# [What the task asks]
Drop every picture and give the entries back exactly.

____ Excerpted data

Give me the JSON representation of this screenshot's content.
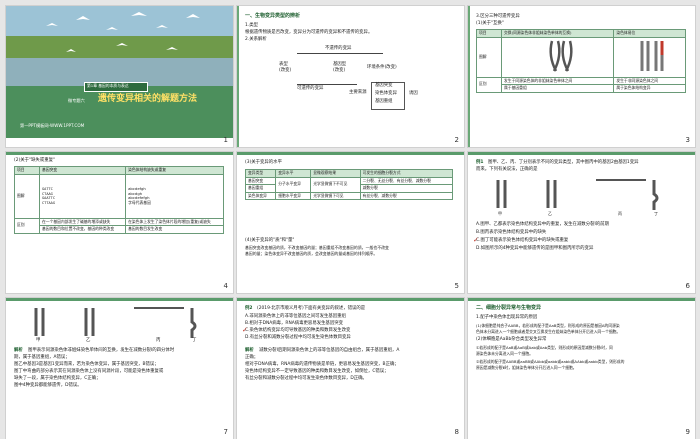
{
  "slides": [
    {
      "num": "1",
      "badge": "第1章 基因的本质与表达",
      "section": "微专题六",
      "title": "遗传变异相关的解题方法",
      "footer": "第一PPT模板网-WWW.1PPT.COM"
    },
    {
      "num": "2",
      "heading": "一、生物变异类型的辨析",
      "l1": "1.类型",
      "l2": "根据遗传物质是否改变，变异分为可遗传的变异和不遗传的变异。",
      "l3": "2.关系解析",
      "d_top": "不遗传的变异",
      "d_left": "表型",
      "d_left2": "(改变)",
      "d_mid": "基因型",
      "d_mid2": "(改变)",
      "d_env": "环境条件(改变)",
      "d_bottom": "可遗传的变异",
      "d_src": "主要来源",
      "d_r1": "基因突变",
      "d_r2": "染色体变异",
      "d_r3": "基因重组",
      "d_r4": "诱因"
    },
    {
      "num": "3",
      "heading": "3.区分三种可遗传变异",
      "sub": "(1)关于\"互换\"",
      "h1": "项目",
      "h2": "交换(同源染色体非姐妹染色单体的互换)",
      "h3": "染色体易位",
      "r1": "图解",
      "r2": "区别",
      "c1": "发生于同源染色体的非姐妹染色单体之间",
      "c2": "发生于非同源染色体之间",
      "c3": "属于基因重组",
      "c4": "属于染色体结构变异"
    },
    {
      "num": "4",
      "heading": "(2)关于\"缺失或重复\"",
      "h1": "项目",
      "h2": "基因突变",
      "h3": "染色体结构缺失或重复",
      "r1": "图解",
      "r2": "区别",
      "seq1": "GATTC",
      "seq2": "CTAAG",
      "seq3": "GAATTC",
      "seq4": "CTTAAG",
      "chr1": "abcdefgh",
      "chr2": "abcdgh",
      "chr3": "abcdefefgh",
      "legend": "字母代表基因",
      "c1": "在一个基因内部发生了碱基的增添或缺失",
      "c2": "在染色体上发生了染色体片段的增加(重复)或缺失",
      "c3": "基因的数目和位置不改变，基因的种类改变",
      "c4": "基因的数目发生改变"
    },
    {
      "num": "5",
      "heading": "(3)关于变异的水平",
      "h1": "变异类型",
      "h2": "变异水平",
      "h3": "显微观察结果",
      "h4": "可发生的细胞分裂方式",
      "r1": "基因突变",
      "r2": "基因重组",
      "r3": "染色体变异",
      "v1": "分子水平变异",
      "v2": "光学显微镜下不可见",
      "v3": "二分裂、无丝分裂、有丝分裂、减数分裂",
      "v4": "减数分裂",
      "v5": "细胞水平变异",
      "v6": "光学显微镜下可见",
      "v7": "有丝分裂、减数分裂",
      "p1": "(4)关于变异的\"质\"和\"量\"",
      "p2": "基因突变改变基因的质，不改变基因的量；基因重组不改变基因的质，一般也不改变",
      "p3": "基因的量；染色体变异不改变基因的质，会改变基因的量或基因的排列顺序。"
    },
    {
      "num": "6",
      "label": "例1",
      "q1": "图甲、乙、丙、丁分别表示不同的变异类型，其中图丙中的基因2由基因1变异",
      "q2": "而来。下列有关说法，正确的是",
      "f1": "甲",
      "f2": "乙",
      "f3": "丙",
      "f4": "丁",
      "oA": "A.图甲、乙都表示染色体结构变异中的重复，发生在减数分裂Ⅰ的前期",
      "oB": "B.图丙表示染色体结构变异中的缺失",
      "oC": "C.图丁可能表示染色体结构变异中的缺失或重复",
      "oD": "D.如图所示的4种变异中能够遗传的是图甲和图丙所示的变异"
    },
    {
      "num": "7",
      "f1": "甲",
      "f2": "乙",
      "f3": "丙",
      "f4": "丁",
      "a0": "解析",
      "a1": "图甲表示同源染色体非姐妹染色单体间的互换，发生在减数分裂Ⅰ的四分体时",
      "a2": "期，属于基因重组，A错误；",
      "a3": "图乙中基因3是基因1变异而来，若为染色体变异，属于基因突变，B错误；",
      "a4": "图丁中弯曲的部分表示其在同源染色体上没有同源片段，可能是染色体重复或",
      "a5": "缺失了一段，属于染色体结构变异，C正确；",
      "a6": "图中4种变异都能够遗传，D错误。"
    },
    {
      "num": "8",
      "label": "例2",
      "q1": "(2019·北京市顺义月考)下面有关变异的叙述，错误的是",
      "oA": "A.非同源染色体上的非等位基因之间可发生基因重组",
      "oB": "B.相对于DNA病毒，RNA病毒更容易发生基因突变",
      "oC": "C.染色体结构变异均可导致基因的种类和数目发生改变",
      "oD": "D.有丝分裂和减数分裂过程中均可发生染色体数目变异",
      "a0": "解析",
      "a1": "减数分裂Ⅰ后期同源染色体上的非等位基因的自由组合，属于基因重组，A",
      "a2": "正确；",
      "a3": "相对于DNA病毒，RNA病毒的遗传物质是单链，更容易发生基因突变，B正确；",
      "a4": "染色体结构变异不一定导致基因的种类和数目发生改变，如倒位，C错误；",
      "a5": "有丝分裂和减数分裂过程中均可发生染色体数目变异，D正确。"
    },
    {
      "num": "9",
      "heading": "二、细胞分裂异常与生物变异",
      "l1": "1.配子中染色体出现异常的原因",
      "l2": "(1)体细胞是纯合子AABB，若形成的配子是AaB类型，则形成的原因是基因A的同源染",
      "l3": "色体未分离进入一个细胞或者是交叉互换发生在姐妹染色单体分开后进入同一个细胞。",
      "l4": "(2)体细胞是AaBb杂合类型发生异常",
      "l5": "①若形成的配子是AaB或AaB或Aab或Aab类型，则形成的原因是减数分裂Ⅰ时，同",
      "l6": "源染色体未分离进入同一个细胞。",
      "l7": "②若形成的配子是AABB或aaBB或AAbb或aabb或aabb或AAbb或aabb类型，则形成的",
      "l8": "原因是减数分裂Ⅱ时，姐妹染色单体分开后进入同一个细胞。"
    }
  ],
  "colors": {
    "accent": "#5a9b6b",
    "title_red": "#d4261d",
    "panel_green": "#cfe6d3"
  }
}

________

# [Finished answer]
Give me the JSON representation of this screenshot's content.
{
  "slides": [
    {
      "num": "1",
      "badge": "第1章 基因的本质与表达",
      "section": "微专题六",
      "title": "遗传变异相关的解题方法",
      "footer": "第一PPT模板网-WWW.1PPT.COM"
    },
    {
      "num": "2",
      "heading": "一、生物变异类型的辨析",
      "l1": "1.类型",
      "l2": "根据遗传物质是否改变，变异分为可遗传的变异和不遗传的变异。",
      "l3": "2.关系解析",
      "d_top": "不遗传的变异",
      "d_left": "表型",
      "d_left2": "(改变)",
      "d_mid": "基因型",
      "d_mid2": "(改变)",
      "d_env": "环境条件(改变)",
      "d_bottom": "可遗传的变异",
      "d_src": "主要来源",
      "d_r1": "基因突变",
      "d_r2": "染色体变异",
      "d_r3": "基因重组",
      "d_r4": "诱因"
    },
    {
      "num": "3",
      "heading": "3.区分三种可遗传变异",
      "sub": "(1)关于\"互换\"",
      "h1": "项目",
      "h2": "交换(同源染色体非姐妹染色单体的互换)",
      "h3": "染色体易位",
      "r1": "图解",
      "r2": "区别",
      "c1": "发生于同源染色体的非姐妹染色单体之间",
      "c2": "发生于非同源染色体之间",
      "c3": "属于基因重组",
      "c4": "属于染色体结构变异"
    },
    {
      "num": "4",
      "heading": "(2)关于\"缺失或重复\"",
      "h1": "项目",
      "h2": "基因突变",
      "h3": "染色体结构缺失或重复",
      "r1": "图解",
      "r2": "区别",
      "seq1": "GATTC",
      "seq2": "CTAAG",
      "seq3": "GAATTC",
      "seq4": "CTTAAG",
      "chr1": "abcdefgh",
      "chr2": "abcdgh",
      "chr3": "abcdefefgh",
      "legend": "字母代表基因",
      "c1": "在一个基因内部发生了碱基的增添或缺失",
      "c2": "在染色体上发生了染色体片段的增加(重复)或缺失",
      "c3": "基因的数目和位置不改变，基因的种类改变",
      "c4": "基因的数目发生改变"
    },
    {
      "num": "5",
      "heading": "(3)关于变异的水平",
      "h1": "变异类型",
      "h2": "变异水平",
      "h3": "显微观察结果",
      "h4": "可发生的细胞分裂方式",
      "r1": "基因突变",
      "r2": "基因重组",
      "r3": "染色体变异",
      "v1": "分子水平变异",
      "v2": "光学显微镜下不可见",
      "v3": "二分裂、无丝分裂、有丝分裂、减数分裂",
      "v4": "减数分裂",
      "v5": "细胞水平变异",
      "v6": "光学显微镜下可见",
      "v7": "有丝分裂、减数分裂",
      "p1": "(4)关于变异的\"质\"和\"量\"",
      "p2": "基因突变改变基因的质，不改变基因的量；基因重组不改变基因的质，一般也不改变",
      "p3": "基因的量；染色体变异不改变基因的质，会改变基因的量或基因的排列顺序。"
    },
    {
      "num": "6",
      "label": "例1",
      "q1": "图甲、乙、丙、丁分别表示不同的变异类型，其中图丙中的基因2由基因1变异",
      "q2": "而来。下列有关说法，正确的是",
      "f1": "甲",
      "f2": "乙",
      "f3": "丙",
      "f4": "丁",
      "oA": "A.图甲、乙都表示染色体结构变异中的重复，发生在减数分裂Ⅰ的前期",
      "oB": "B.图丙表示染色体结构变异中的缺失",
      "oC": "C.图丁可能表示染色体结构变异中的缺失或重复",
      "oD": "D.如图所示的4种变异中能够遗传的是图甲和图丙所示的变异"
    },
    {
      "num": "7",
      "f1": "甲",
      "f2": "乙",
      "f3": "丙",
      "f4": "丁",
      "a0": "解析",
      "a1": "图甲表示同源染色体非姐妹染色单体间的互换，发生在减数分裂Ⅰ的四分体时",
      "a2": "期，属于基因重组，A错误；",
      "a3": "图乙中基因3是基因1变异而来，若为染色体变异，属于基因突变，B错误；",
      "a4": "图丁中弯曲的部分表示其在同源染色体上没有同源片段，可能是染色体重复或",
      "a5": "缺失了一段，属于染色体结构变异，C正确；",
      "a6": "图中4种变异都能够遗传，D错误。"
    },
    {
      "num": "8",
      "label": "例2",
      "q1": "(2019·北京市顺义月考)下面有关变异的叙述，错误的是",
      "oA": "A.非同源染色体上的非等位基因之间可发生基因重组",
      "oB": "B.相对于DNA病毒，RNA病毒更容易发生基因突变",
      "oC": "C.染色体结构变异均可导致基因的种类和数目发生改变",
      "oD": "D.有丝分裂和减数分裂过程中均可发生染色体数目变异",
      "a0": "解析",
      "a1": "减数分裂Ⅰ后期同源染色体上的非等位基因的自由组合，属于基因重组，A",
      "a2": "正确；",
      "a3": "相对于DNA病毒，RNA病毒的遗传物质是单链，更容易发生基因突变，B正确；",
      "a4": "染色体结构变异不一定导致基因的种类和数目发生改变，如倒位，C错误；",
      "a5": "有丝分裂和减数分裂过程中均可发生染色体数目变异，D正确。"
    },
    {
      "num": "9",
      "heading": "二、细胞分裂异常与生物变异",
      "l1": "1.配子中染色体出现异常的原因",
      "l2": "(1)体细胞是纯合子AABB，若形成的配子是AaB类型，则形成的原因是基因A的同源染",
      "l3": "色体未分离进入一个细胞或者是交叉互换发生在姐妹染色单体分开后进入同一个细胞。",
      "l4": "(2)体细胞是AaBb杂合类型发生异常",
      "l5": "①若形成的配子是AaB或AaB或Aab或Aab类型，则形成的原因是减数分裂Ⅰ时，同",
      "l6": "源染色体未分离进入同一个细胞。",
      "l7": "②若形成的配子是AABB或aaBB或AAbb或aabb或aabb或AAbb或aabb类型，则形成的",
      "l8": "原因是减数分裂Ⅱ时，姐妹染色单体分开后进入同一个细胞。"
    }
  ],
  "colors": {
    "accent": "#5a9b6b",
    "title_red": "#d4261d",
    "panel_green": "#cfe6d3"
  }
}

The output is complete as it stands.